# [Goal]
Extract the complete data exactly as given.

# [Task input]
§

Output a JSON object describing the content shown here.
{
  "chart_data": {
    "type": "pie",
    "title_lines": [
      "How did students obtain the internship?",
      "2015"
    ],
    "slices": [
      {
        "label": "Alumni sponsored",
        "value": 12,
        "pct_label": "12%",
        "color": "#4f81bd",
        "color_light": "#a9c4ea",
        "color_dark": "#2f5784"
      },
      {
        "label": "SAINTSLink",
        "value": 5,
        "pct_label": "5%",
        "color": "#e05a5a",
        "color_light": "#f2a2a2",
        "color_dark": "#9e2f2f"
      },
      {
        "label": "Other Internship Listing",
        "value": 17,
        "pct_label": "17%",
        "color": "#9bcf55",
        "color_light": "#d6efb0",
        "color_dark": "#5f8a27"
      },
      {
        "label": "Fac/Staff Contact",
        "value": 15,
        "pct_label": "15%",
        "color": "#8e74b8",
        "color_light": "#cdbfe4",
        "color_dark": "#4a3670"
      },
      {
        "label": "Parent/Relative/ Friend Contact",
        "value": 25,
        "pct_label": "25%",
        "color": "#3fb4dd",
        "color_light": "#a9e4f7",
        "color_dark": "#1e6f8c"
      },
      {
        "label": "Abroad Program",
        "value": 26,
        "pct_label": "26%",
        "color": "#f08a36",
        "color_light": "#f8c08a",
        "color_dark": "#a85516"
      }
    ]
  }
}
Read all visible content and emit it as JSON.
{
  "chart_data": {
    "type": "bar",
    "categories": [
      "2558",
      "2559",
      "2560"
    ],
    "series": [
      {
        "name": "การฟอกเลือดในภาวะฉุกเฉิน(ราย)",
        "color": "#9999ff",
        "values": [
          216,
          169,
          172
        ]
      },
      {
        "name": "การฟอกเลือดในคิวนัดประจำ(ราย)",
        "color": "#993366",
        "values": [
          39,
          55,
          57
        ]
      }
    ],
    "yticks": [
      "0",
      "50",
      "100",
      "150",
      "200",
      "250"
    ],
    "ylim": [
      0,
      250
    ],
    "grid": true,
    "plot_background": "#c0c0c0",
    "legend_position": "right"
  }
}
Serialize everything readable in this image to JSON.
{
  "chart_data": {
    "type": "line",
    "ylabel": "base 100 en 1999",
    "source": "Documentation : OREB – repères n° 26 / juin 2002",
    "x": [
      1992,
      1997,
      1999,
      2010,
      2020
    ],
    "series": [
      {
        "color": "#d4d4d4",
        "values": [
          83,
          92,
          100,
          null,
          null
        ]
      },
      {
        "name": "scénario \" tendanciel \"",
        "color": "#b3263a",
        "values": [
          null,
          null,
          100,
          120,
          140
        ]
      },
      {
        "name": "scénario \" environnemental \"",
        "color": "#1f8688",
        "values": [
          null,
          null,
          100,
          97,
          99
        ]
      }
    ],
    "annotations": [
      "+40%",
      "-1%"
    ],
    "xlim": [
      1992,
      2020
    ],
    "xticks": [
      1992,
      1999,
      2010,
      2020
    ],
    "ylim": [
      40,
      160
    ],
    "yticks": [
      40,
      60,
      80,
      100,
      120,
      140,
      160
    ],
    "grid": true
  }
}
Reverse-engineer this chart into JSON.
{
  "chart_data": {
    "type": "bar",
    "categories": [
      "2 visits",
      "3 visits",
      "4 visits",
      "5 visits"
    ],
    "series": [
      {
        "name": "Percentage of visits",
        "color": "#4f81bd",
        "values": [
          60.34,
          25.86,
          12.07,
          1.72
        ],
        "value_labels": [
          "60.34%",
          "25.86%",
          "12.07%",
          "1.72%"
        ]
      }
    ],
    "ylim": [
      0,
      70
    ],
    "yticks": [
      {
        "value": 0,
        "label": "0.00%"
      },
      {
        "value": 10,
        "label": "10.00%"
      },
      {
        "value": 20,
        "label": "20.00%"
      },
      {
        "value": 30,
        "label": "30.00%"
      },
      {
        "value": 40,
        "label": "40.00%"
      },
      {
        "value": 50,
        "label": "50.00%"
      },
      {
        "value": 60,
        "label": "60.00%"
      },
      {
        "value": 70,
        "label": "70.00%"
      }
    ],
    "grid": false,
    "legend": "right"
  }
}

§

# [Answer to the exercise]
Output a JSON object describing the content shown here.
{
  "chart_data": {
    "type": "pie",
    "title_lines": [
      "How did students obtain the internship?",
      "2015"
    ],
    "slices": [
      {
        "label": "Alumni sponsored",
        "value": 12,
        "pct_label": "12%",
        "color": "#4f81bd",
        "color_light": "#a9c4ea",
        "color_dark": "#2f5784"
      },
      {
        "label": "SAINTSLink",
        "value": 5,
        "pct_label": "5%",
        "color": "#e05a5a",
        "color_light": "#f2a2a2",
        "color_dark": "#9e2f2f"
      },
      {
        "label": "Other Internship Listing",
        "value": 17,
        "pct_label": "17%",
        "color": "#9bcf55",
        "color_light": "#d6efb0",
        "color_dark": "#5f8a27"
      },
      {
        "label": "Fac/Staff Contact",
        "value": 15,
        "pct_label": "15%",
        "color": "#8e74b8",
        "color_light": "#cdbfe4",
        "color_dark": "#4a3670"
      },
      {
        "label": "Parent/Relative/ Friend Contact",
        "value": 25,
        "pct_label": "25%",
        "color": "#3fb4dd",
        "color_light": "#a9e4f7",
        "color_dark": "#1e6f8c"
      },
      {
        "label": "Abroad Program",
        "value": 26,
        "pct_label": "26%",
        "color": "#f08a36",
        "color_light": "#f8c08a",
        "color_dark": "#a85516"
      }
    ]
  }
}
Read all visible content and emit it as JSON.
{
  "chart_data": {
    "type": "bar",
    "categories": [
      "2558",
      "2559",
      "2560"
    ],
    "series": [
      {
        "name": "การฟอกเลือดในภาวะฉุกเฉิน(ราย)",
        "color": "#9999ff",
        "values": [
          216,
          169,
          172
        ]
      },
      {
        "name": "การฟอกเลือดในคิวนัดประจำ(ราย)",
        "color": "#993366",
        "values": [
          39,
          55,
          57
        ]
      }
    ],
    "yticks": [
      "0",
      "50",
      "100",
      "150",
      "200",
      "250"
    ],
    "ylim": [
      0,
      250
    ],
    "grid": true,
    "plot_background": "#c0c0c0",
    "legend_position": "right"
  }
}
Serialize everything readable in this image to JSON.
{
  "chart_data": {
    "type": "line",
    "ylabel": "base 100 en 1999",
    "source": "Documentation : OREB – repères n° 26 / juin 2002",
    "x": [
      1992,
      1997,
      1999,
      2010,
      2020
    ],
    "series": [
      {
        "color": "#d4d4d4",
        "values": [
          83,
          92,
          100,
          null,
          null
        ]
      },
      {
        "name": "scénario \" tendanciel \"",
        "color": "#b3263a",
        "values": [
          null,
          null,
          100,
          120,
          140
        ]
      },
      {
        "name": "scénario \" environnemental \"",
        "color": "#1f8688",
        "values": [
          null,
          null,
          100,
          97,
          99
        ]
      }
    ],
    "annotations": [
      "+40%",
      "-1%"
    ],
    "xlim": [
      1992,
      2020
    ],
    "xticks": [
      1992,
      1999,
      2010,
      2020
    ],
    "ylim": [
      40,
      160
    ],
    "yticks": [
      40,
      60,
      80,
      100,
      120,
      140,
      160
    ],
    "grid": true
  }
}
Reverse-engineer this chart into JSON.
{
  "chart_data": {
    "type": "bar",
    "categories": [
      "2 visits",
      "3 visits",
      "4 visits",
      "5 visits"
    ],
    "series": [
      {
        "name": "Percentage of visits",
        "color": "#4f81bd",
        "values": [
          60.34,
          25.86,
          12.07,
          1.72
        ],
        "value_labels": [
          "60.34%",
          "25.86%",
          "12.07%",
          "1.72%"
        ]
      }
    ],
    "ylim": [
      0,
      70
    ],
    "yticks": [
      {
        "value": 0,
        "label": "0.00%"
      },
      {
        "value": 10,
        "label": "10.00%"
      },
      {
        "value": 20,
        "label": "20.00%"
      },
      {
        "value": 30,
        "label": "30.00%"
      },
      {
        "value": 40,
        "label": "40.00%"
      },
      {
        "value": 50,
        "label": "50.00%"
      },
      {
        "value": 60,
        "label": "60.00%"
      },
      {
        "value": 70,
        "label": "70.00%"
      }
    ],
    "grid": false,
    "legend": "right"
  }
}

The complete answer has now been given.